Goal — Select, from the data, each line where "siguiente" occurs.

Information provided —
####

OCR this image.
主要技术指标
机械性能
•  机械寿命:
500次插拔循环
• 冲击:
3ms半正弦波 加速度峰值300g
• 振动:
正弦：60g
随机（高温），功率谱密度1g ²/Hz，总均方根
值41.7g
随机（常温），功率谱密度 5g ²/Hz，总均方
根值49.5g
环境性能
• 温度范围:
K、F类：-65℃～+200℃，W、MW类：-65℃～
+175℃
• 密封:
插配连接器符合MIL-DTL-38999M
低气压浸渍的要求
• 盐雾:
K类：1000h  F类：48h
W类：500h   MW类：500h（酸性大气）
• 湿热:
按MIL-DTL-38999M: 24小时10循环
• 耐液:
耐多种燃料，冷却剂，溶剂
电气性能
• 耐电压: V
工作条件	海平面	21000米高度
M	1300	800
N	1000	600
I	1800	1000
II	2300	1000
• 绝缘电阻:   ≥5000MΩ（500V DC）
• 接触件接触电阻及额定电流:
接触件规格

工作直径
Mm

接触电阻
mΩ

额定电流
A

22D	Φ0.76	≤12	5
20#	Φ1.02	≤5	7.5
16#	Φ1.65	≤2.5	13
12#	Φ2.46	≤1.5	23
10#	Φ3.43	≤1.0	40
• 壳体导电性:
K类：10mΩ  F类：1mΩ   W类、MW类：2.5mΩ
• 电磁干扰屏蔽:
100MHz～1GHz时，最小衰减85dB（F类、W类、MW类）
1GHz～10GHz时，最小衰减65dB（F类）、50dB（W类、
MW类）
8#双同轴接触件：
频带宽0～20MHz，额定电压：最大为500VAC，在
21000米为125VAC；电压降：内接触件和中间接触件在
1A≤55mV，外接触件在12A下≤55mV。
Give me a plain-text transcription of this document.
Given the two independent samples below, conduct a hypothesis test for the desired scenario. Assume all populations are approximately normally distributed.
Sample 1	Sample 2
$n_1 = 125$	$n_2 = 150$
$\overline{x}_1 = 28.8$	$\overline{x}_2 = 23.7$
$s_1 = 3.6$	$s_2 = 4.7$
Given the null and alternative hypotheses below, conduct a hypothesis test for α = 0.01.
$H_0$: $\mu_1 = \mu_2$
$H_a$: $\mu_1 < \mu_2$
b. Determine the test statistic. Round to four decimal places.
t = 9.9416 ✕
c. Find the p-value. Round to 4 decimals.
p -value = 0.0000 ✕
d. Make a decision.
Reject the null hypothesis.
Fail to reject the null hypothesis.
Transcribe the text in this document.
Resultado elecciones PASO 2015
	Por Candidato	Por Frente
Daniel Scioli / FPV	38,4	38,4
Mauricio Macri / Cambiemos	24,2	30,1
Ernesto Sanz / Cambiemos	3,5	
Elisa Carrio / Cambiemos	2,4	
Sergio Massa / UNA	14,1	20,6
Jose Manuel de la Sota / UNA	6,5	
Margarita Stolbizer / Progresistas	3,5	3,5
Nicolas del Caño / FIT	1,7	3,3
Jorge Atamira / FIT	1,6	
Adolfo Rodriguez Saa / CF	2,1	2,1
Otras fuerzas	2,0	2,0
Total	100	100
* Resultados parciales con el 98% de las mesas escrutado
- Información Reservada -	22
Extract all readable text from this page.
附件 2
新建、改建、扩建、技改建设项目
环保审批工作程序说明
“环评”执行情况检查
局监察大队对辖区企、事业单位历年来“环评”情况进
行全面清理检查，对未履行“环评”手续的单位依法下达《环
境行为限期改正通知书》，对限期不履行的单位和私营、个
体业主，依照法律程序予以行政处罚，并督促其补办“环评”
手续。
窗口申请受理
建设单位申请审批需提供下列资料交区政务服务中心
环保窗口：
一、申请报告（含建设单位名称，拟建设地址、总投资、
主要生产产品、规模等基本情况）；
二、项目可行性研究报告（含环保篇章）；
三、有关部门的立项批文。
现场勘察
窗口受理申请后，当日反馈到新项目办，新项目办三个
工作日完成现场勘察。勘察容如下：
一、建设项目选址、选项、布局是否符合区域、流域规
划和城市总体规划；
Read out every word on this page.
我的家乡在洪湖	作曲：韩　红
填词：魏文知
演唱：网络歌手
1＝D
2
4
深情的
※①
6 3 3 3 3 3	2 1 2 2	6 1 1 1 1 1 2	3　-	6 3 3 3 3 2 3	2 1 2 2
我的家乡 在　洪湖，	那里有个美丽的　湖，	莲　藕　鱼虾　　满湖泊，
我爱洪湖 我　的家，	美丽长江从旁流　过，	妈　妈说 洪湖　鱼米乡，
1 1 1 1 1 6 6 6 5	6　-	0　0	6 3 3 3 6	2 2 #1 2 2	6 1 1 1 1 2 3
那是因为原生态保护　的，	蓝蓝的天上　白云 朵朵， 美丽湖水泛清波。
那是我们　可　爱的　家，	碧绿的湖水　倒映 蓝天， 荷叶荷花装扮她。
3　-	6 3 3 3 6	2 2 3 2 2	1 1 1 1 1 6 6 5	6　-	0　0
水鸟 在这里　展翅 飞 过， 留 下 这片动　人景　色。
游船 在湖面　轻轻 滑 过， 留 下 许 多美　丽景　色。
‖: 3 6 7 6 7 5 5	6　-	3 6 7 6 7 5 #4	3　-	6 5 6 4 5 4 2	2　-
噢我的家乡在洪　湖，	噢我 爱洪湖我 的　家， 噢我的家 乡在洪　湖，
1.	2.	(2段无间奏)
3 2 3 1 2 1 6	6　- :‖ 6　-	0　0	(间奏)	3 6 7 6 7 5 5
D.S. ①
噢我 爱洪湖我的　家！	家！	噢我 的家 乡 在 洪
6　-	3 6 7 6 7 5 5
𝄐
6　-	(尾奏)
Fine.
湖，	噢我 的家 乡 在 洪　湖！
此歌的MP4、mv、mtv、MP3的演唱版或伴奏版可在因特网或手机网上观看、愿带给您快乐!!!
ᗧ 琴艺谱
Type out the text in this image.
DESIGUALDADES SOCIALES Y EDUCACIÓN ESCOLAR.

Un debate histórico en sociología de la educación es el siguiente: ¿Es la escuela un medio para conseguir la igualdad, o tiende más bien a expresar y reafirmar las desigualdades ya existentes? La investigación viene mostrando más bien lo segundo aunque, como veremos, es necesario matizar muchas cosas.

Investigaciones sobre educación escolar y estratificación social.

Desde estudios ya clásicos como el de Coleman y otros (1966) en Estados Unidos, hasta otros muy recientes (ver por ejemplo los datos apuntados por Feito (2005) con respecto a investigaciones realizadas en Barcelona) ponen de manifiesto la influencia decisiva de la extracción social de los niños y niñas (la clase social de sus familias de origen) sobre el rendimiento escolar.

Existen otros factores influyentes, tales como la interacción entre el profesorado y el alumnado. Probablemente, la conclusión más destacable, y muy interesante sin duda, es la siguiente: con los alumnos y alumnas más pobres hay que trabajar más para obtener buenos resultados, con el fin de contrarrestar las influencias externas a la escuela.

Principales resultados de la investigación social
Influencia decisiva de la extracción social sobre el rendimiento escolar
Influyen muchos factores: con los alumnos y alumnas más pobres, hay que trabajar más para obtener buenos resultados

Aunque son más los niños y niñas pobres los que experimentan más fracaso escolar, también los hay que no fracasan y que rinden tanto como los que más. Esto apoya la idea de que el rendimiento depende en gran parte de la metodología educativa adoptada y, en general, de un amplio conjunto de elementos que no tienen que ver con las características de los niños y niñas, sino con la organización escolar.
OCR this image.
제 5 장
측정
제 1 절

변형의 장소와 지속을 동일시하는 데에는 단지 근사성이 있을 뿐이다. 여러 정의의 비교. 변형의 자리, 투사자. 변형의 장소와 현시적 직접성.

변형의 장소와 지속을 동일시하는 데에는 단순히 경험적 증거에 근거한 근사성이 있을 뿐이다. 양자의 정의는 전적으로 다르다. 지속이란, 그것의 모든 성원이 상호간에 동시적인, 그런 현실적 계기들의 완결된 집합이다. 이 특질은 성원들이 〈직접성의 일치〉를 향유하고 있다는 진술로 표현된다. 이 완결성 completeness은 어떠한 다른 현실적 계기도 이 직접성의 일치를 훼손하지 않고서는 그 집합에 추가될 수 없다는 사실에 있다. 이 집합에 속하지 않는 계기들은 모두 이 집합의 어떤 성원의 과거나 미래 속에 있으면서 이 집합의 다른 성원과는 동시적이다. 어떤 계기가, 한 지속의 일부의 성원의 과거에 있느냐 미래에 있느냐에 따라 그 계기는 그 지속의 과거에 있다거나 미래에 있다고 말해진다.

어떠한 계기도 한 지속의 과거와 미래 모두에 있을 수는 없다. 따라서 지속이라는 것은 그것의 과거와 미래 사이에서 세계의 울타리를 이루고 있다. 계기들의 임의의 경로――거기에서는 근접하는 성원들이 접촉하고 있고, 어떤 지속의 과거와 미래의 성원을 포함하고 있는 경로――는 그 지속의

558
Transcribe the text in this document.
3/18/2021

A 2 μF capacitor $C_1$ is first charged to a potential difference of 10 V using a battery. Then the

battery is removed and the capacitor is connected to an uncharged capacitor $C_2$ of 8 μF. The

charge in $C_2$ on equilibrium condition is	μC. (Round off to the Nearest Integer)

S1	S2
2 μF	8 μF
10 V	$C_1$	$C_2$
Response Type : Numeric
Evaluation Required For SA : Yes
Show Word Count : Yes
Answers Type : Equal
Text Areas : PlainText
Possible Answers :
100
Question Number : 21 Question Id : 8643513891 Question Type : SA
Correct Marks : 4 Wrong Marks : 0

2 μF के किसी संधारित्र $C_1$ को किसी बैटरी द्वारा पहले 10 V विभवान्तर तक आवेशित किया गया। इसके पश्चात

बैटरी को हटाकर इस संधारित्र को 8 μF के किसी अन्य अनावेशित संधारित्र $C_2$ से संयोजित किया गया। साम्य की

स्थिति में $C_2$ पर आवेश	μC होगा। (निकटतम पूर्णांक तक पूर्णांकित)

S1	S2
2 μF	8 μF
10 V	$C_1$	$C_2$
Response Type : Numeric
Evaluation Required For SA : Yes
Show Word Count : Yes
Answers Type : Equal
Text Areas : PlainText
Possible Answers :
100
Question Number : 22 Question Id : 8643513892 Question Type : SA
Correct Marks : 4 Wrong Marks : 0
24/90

####

The response —
Un debate histórico en sociología de la educación es el siguiente: ¿Es la escuela un medio para conseguir la igualdad, o tiende más bien a expresar y reafirmar las desigualdades ya existentes? La investigación viene mostrando más bien lo segundo aunque, como veremos, es necesario matizar muchas cosas.
Existen otros factores influyentes, tales como la interacción entre el profesorado y el alumnado. Probablemente, la conclusión más destacable, y muy interesante sin duda, es la siguiente: con los alumnos y alumnas más pobres hay que trabajar más para obtener buenos resultados, con el fin de contrarrestar las influencias externas a la escuela.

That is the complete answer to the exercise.